---------- GIVEN INFORMATION ----------

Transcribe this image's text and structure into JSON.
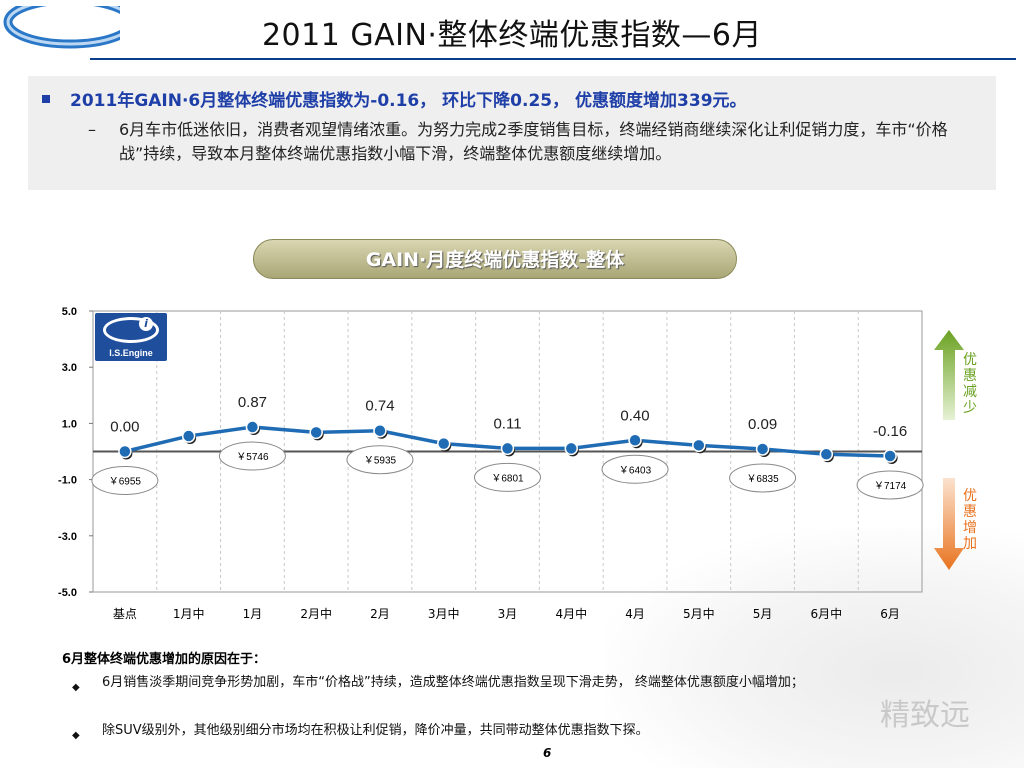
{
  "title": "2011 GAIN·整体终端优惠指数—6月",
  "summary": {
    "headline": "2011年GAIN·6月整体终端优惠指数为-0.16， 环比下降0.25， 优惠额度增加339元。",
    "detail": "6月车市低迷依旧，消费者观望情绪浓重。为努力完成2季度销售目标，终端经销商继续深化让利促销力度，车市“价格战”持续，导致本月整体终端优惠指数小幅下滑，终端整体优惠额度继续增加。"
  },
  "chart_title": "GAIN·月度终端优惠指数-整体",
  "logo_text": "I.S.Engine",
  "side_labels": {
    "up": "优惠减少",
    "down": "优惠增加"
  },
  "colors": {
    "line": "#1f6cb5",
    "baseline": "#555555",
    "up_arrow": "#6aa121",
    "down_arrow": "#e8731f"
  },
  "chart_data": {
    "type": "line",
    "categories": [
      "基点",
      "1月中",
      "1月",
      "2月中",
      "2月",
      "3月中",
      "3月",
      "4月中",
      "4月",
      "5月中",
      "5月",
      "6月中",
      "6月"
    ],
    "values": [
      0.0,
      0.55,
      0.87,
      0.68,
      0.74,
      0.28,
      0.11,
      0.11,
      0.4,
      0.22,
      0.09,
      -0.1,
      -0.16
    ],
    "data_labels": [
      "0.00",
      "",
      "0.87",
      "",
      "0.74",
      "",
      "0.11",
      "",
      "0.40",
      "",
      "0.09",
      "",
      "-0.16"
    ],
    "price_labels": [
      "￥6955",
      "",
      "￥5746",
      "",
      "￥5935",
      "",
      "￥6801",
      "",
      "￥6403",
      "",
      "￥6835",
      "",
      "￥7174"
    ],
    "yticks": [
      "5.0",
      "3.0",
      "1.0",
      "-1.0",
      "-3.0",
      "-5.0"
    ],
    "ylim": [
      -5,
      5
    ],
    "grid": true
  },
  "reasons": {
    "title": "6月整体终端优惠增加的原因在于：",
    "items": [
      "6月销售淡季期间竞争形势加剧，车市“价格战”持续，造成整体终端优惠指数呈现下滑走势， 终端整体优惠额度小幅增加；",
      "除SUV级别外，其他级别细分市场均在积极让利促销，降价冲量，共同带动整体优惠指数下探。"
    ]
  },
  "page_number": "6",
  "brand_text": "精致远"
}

----------
---------- GIVEN INFORMATION ----------

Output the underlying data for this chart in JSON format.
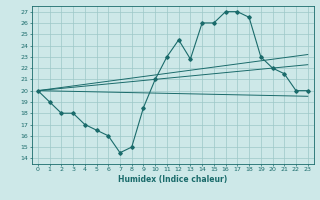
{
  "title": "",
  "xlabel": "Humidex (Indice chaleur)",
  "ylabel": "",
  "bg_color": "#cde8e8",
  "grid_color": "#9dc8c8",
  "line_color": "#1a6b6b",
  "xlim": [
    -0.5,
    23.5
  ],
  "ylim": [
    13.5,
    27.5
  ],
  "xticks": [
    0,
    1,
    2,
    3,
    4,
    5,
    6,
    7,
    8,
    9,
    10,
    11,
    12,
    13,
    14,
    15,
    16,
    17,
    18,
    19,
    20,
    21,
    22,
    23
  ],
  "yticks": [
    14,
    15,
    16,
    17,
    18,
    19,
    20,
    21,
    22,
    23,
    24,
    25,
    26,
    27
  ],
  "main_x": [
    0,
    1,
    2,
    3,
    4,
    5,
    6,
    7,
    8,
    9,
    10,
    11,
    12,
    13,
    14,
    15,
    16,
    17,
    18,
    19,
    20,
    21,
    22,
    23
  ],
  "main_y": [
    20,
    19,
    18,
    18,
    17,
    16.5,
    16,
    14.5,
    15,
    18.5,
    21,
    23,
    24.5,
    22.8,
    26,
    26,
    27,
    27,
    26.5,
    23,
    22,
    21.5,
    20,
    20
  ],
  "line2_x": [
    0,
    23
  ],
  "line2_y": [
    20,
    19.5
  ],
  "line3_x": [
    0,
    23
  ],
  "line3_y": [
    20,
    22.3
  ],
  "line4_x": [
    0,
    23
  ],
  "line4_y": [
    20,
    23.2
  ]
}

----------

■ **JOB**
Show the lines of the data that hold the word "JSON".

■ **ANSWER TO THIS PROBLEM**
Transcribe this image's text and structure into JSON.
Output the underlying data for this chart in JSON format.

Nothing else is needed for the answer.